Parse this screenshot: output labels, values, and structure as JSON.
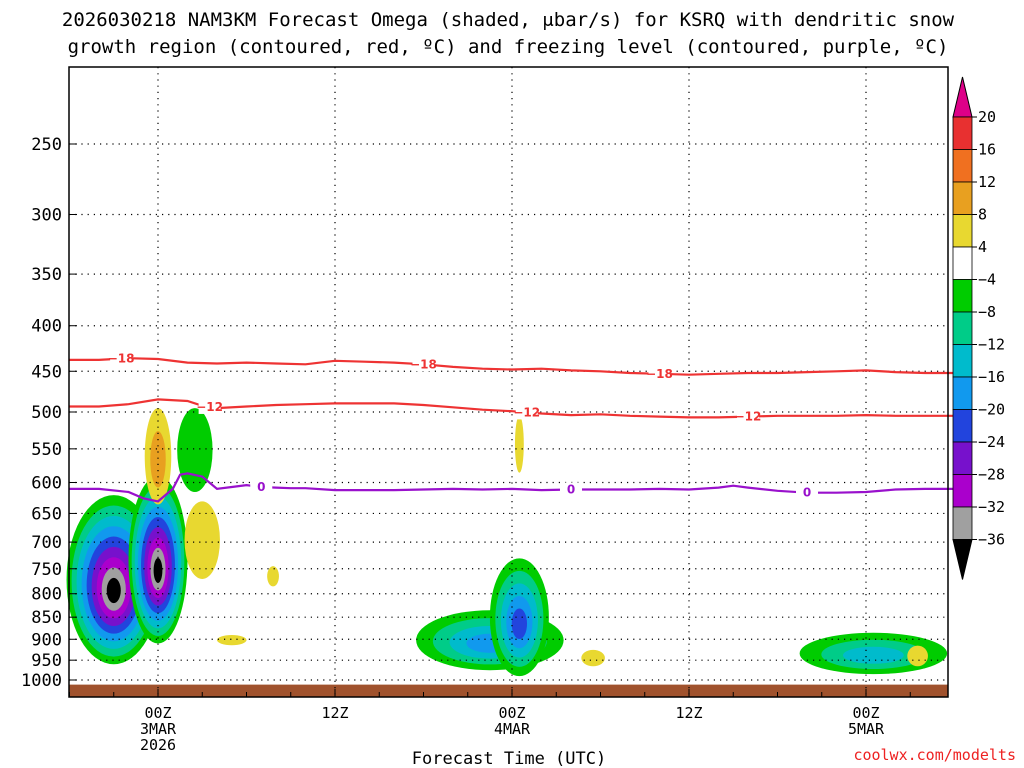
{
  "chart_data": {
    "type": "time-height",
    "title_line1": "2026030218 NAM3KM Forecast Omega (shaded, μbar/s) for KSRQ with dendritic snow",
    "title_line2": "growth region (contoured, red, ºC) and freezing level (contoured, purple, ºC)",
    "xlabel": "Forecast Time (UTC)",
    "credit": "coolwx.com/modelts",
    "x_range_hours": [
      -6,
      54
    ],
    "x_ticks": [
      {
        "hour": 0,
        "lines": [
          "00Z",
          "3MAR",
          "2026"
        ]
      },
      {
        "hour": 12,
        "lines": [
          "12Z"
        ]
      },
      {
        "hour": 24,
        "lines": [
          "00Z",
          "4MAR"
        ]
      },
      {
        "hour": 36,
        "lines": [
          "12Z"
        ]
      },
      {
        "hour": 48,
        "lines": [
          "00Z",
          "5MAR"
        ]
      }
    ],
    "y_range_hpa": [
      1025,
      200
    ],
    "y_ticks": [
      250,
      300,
      350,
      400,
      450,
      500,
      550,
      600,
      650,
      700,
      750,
      800,
      850,
      900,
      950,
      1000
    ],
    "colorbar": {
      "tick_labels": [
        "20",
        "16",
        "12",
        "8",
        "4",
        "−4",
        "−8",
        "−12",
        "−16",
        "−20",
        "−24",
        "−28",
        "−32",
        "−36"
      ],
      "colors": [
        "#dd0088",
        "#e83030",
        "#f07020",
        "#e8a020",
        "#e8d830",
        "#ffffff",
        "#00cc00",
        "#00cc88",
        "#00bbcc",
        "#1199ee",
        "#2244dd",
        "#7711cc",
        "#aa00cc",
        "#a0a0a0",
        "#000000"
      ]
    },
    "contours": [
      {
        "name": "-18C isotherm",
        "value": -18,
        "color": "#ee3333",
        "label": "−18",
        "points": [
          [
            -6,
            437
          ],
          [
            -4,
            437
          ],
          [
            -2,
            435
          ],
          [
            0,
            436
          ],
          [
            2,
            440
          ],
          [
            4,
            441
          ],
          [
            6,
            440
          ],
          [
            8,
            441
          ],
          [
            10,
            442
          ],
          [
            12,
            438
          ],
          [
            14,
            439
          ],
          [
            16,
            440
          ],
          [
            18,
            442
          ],
          [
            20,
            445
          ],
          [
            22,
            447
          ],
          [
            24,
            448
          ],
          [
            26,
            447
          ],
          [
            28,
            449
          ],
          [
            30,
            450
          ],
          [
            32,
            452
          ],
          [
            34,
            453
          ],
          [
            36,
            454
          ],
          [
            38,
            453
          ],
          [
            40,
            452
          ],
          [
            42,
            452
          ],
          [
            44,
            451
          ],
          [
            46,
            450
          ],
          [
            48,
            449
          ],
          [
            50,
            451
          ],
          [
            52,
            452
          ],
          [
            54,
            452
          ]
        ],
        "label_hours": [
          -2.5,
          18,
          34
        ]
      },
      {
        "name": "-12C isotherm",
        "value": -12,
        "color": "#ee3333",
        "label": "−12",
        "points": [
          [
            -6,
            493
          ],
          [
            -4,
            493
          ],
          [
            -2,
            490
          ],
          [
            0,
            484
          ],
          [
            2,
            486
          ],
          [
            3,
            492
          ],
          [
            4,
            495
          ],
          [
            6,
            493
          ],
          [
            8,
            491
          ],
          [
            10,
            490
          ],
          [
            12,
            489
          ],
          [
            14,
            489
          ],
          [
            16,
            489
          ],
          [
            18,
            491
          ],
          [
            20,
            494
          ],
          [
            22,
            497
          ],
          [
            24,
            499
          ],
          [
            26,
            502
          ],
          [
            28,
            504
          ],
          [
            30,
            503
          ],
          [
            32,
            505
          ],
          [
            34,
            506
          ],
          [
            36,
            507
          ],
          [
            38,
            507
          ],
          [
            40,
            506
          ],
          [
            42,
            505
          ],
          [
            44,
            505
          ],
          [
            46,
            505
          ],
          [
            48,
            504
          ],
          [
            50,
            505
          ],
          [
            52,
            505
          ],
          [
            54,
            505
          ]
        ],
        "label_hours": [
          3.5,
          25,
          40
        ]
      },
      {
        "name": "freezing level",
        "value": 0,
        "color": "#9911cc",
        "label": "0",
        "points": [
          [
            -6,
            610
          ],
          [
            -4,
            610
          ],
          [
            -2,
            615
          ],
          [
            -1,
            625
          ],
          [
            0,
            630
          ],
          [
            1,
            610
          ],
          [
            1.5,
            588
          ],
          [
            2,
            586
          ],
          [
            3,
            591
          ],
          [
            4,
            610
          ],
          [
            5,
            607
          ],
          [
            6,
            604
          ],
          [
            7,
            607
          ],
          [
            8,
            608
          ],
          [
            9,
            609
          ],
          [
            10,
            609
          ],
          [
            12,
            612
          ],
          [
            14,
            612
          ],
          [
            16,
            612
          ],
          [
            18,
            611
          ],
          [
            20,
            610
          ],
          [
            22,
            611
          ],
          [
            24,
            610
          ],
          [
            26,
            612
          ],
          [
            28,
            611
          ],
          [
            30,
            611
          ],
          [
            32,
            611
          ],
          [
            34,
            610
          ],
          [
            36,
            611
          ],
          [
            38,
            608
          ],
          [
            39,
            605
          ],
          [
            40,
            608
          ],
          [
            42,
            613
          ],
          [
            44,
            616
          ],
          [
            46,
            616
          ],
          [
            48,
            615
          ],
          [
            50,
            611
          ],
          [
            52,
            610
          ],
          [
            54,
            610
          ]
        ],
        "label_hours": [
          7,
          28,
          44
        ]
      }
    ],
    "shaded_regions": [
      {
        "name": "strong upward motion column 1",
        "hour": -3,
        "center_hpa": 790,
        "half_width_h": 3.2,
        "half_height_hpa": 170,
        "levels": [
          "#00cc00",
          "#00cc88",
          "#00bbcc",
          "#1199ee",
          "#2244dd",
          "#7711cc",
          "#aa00cc",
          "#a0a0a0",
          "#000000"
        ]
      },
      {
        "name": "strong upward motion column 2",
        "hour": 0,
        "center_hpa": 750,
        "half_width_h": 2.0,
        "half_height_hpa": 160,
        "levels": [
          "#00cc00",
          "#00cc88",
          "#00bbcc",
          "#1199ee",
          "#2244dd",
          "#7711cc",
          "#aa00cc",
          "#a0a0a0",
          "#000000"
        ]
      },
      {
        "name": "upward motion day 2",
        "hour": 22.5,
        "center_hpa": 905,
        "half_width_h": 5.0,
        "half_height_hpa": 70,
        "levels": [
          "#00cc00",
          "#00cc88",
          "#00bbcc",
          "#1199ee"
        ]
      },
      {
        "name": "upward motion day 2 b",
        "hour": 24.5,
        "center_hpa": 860,
        "half_width_h": 2.0,
        "half_height_hpa": 130,
        "levels": [
          "#00cc00",
          "#00cc88",
          "#00bbcc",
          "#1199ee",
          "#2244dd"
        ]
      },
      {
        "name": "upward motion day 3",
        "hour": 48.5,
        "center_hpa": 935,
        "half_width_h": 5.0,
        "half_height_hpa": 50,
        "levels": [
          "#00cc00",
          "#00cc88",
          "#00bbcc"
        ]
      },
      {
        "name": "upward motion mid-level",
        "hour": 2.5,
        "center_hpa": 555,
        "half_width_h": 1.2,
        "half_height_hpa": 60,
        "levels": [
          "#00cc00"
        ]
      },
      {
        "name": "sinking motion",
        "hour": 0,
        "center_hpa": 565,
        "half_width_h": 0.9,
        "half_height_hpa": 70,
        "levels": [
          "#e8d830",
          "#e8a020"
        ]
      },
      {
        "name": "sinking motion",
        "hour": 3,
        "center_hpa": 700,
        "half_width_h": 1.2,
        "half_height_hpa": 70,
        "levels": [
          "#e8d830"
        ]
      },
      {
        "name": "sinking motion",
        "hour": 5,
        "center_hpa": 902,
        "half_width_h": 1.0,
        "half_height_hpa": 12,
        "levels": [
          "#e8d830"
        ]
      },
      {
        "name": "sinking motion",
        "hour": 7.8,
        "center_hpa": 765,
        "half_width_h": 0.4,
        "half_height_hpa": 20,
        "levels": [
          "#e8d830"
        ]
      },
      {
        "name": "sinking motion",
        "hour": 24.5,
        "center_hpa": 545,
        "half_width_h": 0.3,
        "half_height_hpa": 40,
        "levels": [
          "#e8d830"
        ]
      },
      {
        "name": "sinking motion",
        "hour": 29.5,
        "center_hpa": 945,
        "half_width_h": 0.8,
        "half_height_hpa": 20,
        "levels": [
          "#e8d830"
        ]
      },
      {
        "name": "sinking motion",
        "hour": 51.5,
        "center_hpa": 940,
        "half_width_h": 0.7,
        "half_height_hpa": 25,
        "levels": [
          "#e8d830"
        ]
      }
    ],
    "ground_color": "#a0522d"
  }
}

*-*-*

* YOUR GOAL *
Check each line of the records for the word "column" and extract those that contain it.

* TASK RESULT *
        "name": "strong upward motion column 1",
        "name": "strong upward motion column 2",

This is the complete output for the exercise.